* **Task goal**: Your answer is a single number: the count of lines that contain the string "doble".

[Collected data entries]
################
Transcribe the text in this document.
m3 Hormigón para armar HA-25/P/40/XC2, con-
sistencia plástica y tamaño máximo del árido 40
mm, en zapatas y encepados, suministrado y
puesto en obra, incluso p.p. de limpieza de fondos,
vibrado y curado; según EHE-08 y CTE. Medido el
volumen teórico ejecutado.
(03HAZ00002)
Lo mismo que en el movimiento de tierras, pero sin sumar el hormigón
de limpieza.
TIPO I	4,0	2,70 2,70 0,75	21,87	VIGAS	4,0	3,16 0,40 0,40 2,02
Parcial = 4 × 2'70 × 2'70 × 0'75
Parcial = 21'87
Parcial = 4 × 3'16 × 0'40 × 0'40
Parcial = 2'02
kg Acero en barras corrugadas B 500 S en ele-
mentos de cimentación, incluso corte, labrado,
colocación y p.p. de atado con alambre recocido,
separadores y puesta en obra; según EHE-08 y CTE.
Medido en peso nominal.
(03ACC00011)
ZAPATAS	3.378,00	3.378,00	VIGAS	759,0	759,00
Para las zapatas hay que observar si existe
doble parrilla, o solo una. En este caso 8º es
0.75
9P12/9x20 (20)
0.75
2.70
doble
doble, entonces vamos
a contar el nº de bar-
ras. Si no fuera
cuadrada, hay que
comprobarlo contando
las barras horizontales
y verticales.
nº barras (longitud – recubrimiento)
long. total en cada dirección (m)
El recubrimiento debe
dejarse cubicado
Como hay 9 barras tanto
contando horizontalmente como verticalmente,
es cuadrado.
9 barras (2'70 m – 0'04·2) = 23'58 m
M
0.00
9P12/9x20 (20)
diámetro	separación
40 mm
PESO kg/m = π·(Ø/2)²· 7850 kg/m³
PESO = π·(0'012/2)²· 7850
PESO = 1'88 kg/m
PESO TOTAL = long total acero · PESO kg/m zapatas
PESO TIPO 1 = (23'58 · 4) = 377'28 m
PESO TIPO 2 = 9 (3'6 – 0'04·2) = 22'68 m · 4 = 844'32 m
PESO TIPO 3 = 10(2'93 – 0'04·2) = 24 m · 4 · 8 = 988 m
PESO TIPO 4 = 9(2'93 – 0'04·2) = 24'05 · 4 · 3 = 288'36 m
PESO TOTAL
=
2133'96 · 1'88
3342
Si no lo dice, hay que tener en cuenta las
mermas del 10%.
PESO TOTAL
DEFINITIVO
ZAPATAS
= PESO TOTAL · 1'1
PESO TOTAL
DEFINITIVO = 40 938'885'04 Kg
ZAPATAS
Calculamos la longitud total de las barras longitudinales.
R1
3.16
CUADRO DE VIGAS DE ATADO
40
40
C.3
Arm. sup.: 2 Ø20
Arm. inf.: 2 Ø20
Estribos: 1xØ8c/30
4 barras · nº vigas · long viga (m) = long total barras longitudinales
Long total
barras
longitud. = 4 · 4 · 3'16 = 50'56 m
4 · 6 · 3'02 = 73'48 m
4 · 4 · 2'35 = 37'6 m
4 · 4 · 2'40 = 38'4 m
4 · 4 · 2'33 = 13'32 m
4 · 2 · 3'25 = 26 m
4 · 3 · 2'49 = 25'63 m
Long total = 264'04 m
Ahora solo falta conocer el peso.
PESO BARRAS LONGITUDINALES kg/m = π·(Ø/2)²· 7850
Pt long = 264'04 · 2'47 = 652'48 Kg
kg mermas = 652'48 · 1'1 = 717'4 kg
################
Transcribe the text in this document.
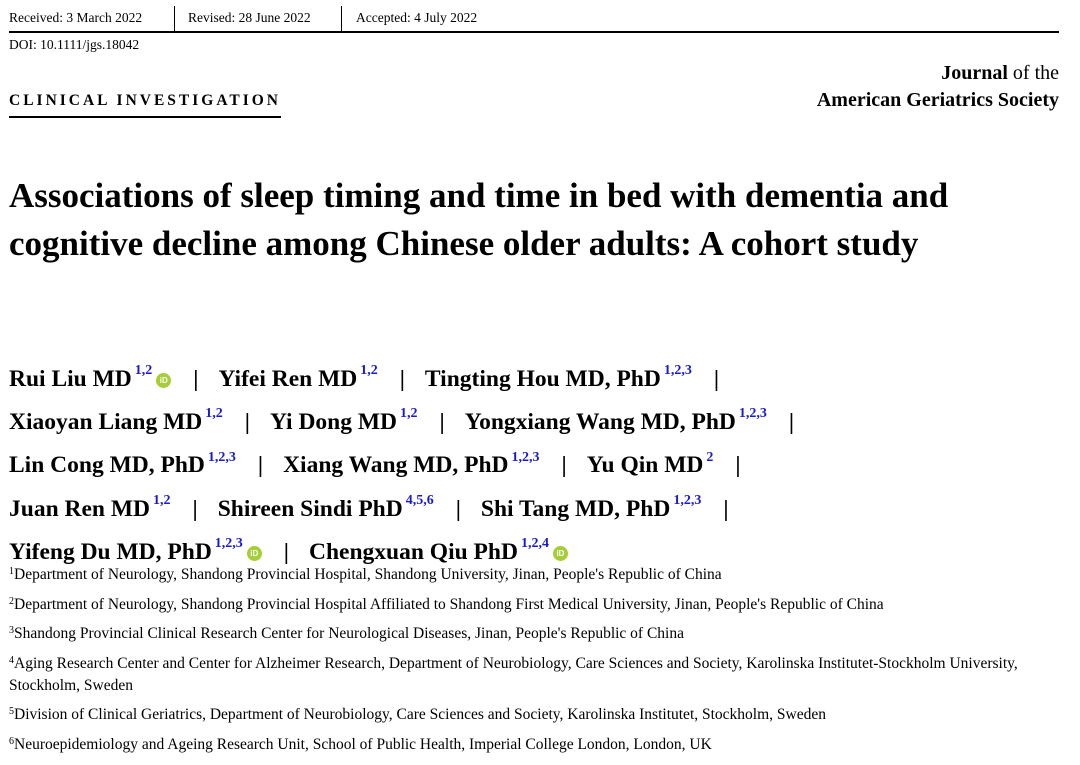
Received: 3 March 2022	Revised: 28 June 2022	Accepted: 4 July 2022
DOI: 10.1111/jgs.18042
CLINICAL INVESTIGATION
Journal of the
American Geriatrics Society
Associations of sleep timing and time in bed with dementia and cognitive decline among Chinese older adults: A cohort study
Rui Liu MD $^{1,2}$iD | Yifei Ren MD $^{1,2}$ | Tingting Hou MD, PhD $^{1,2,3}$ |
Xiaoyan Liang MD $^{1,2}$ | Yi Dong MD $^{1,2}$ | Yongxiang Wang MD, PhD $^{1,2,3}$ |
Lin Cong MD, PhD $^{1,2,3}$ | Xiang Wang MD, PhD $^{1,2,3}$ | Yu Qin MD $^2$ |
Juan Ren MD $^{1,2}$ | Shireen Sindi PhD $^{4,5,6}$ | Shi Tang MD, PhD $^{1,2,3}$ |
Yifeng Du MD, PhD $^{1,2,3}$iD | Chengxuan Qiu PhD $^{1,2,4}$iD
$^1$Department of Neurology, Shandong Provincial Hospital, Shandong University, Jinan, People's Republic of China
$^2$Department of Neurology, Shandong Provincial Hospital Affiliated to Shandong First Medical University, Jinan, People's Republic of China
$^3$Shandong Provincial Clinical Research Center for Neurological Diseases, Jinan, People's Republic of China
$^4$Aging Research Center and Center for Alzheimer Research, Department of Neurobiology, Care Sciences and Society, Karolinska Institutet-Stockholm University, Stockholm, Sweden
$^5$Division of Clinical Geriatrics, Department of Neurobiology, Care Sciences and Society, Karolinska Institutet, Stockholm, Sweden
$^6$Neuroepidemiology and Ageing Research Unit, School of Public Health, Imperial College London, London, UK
################
* **Task solution**: 3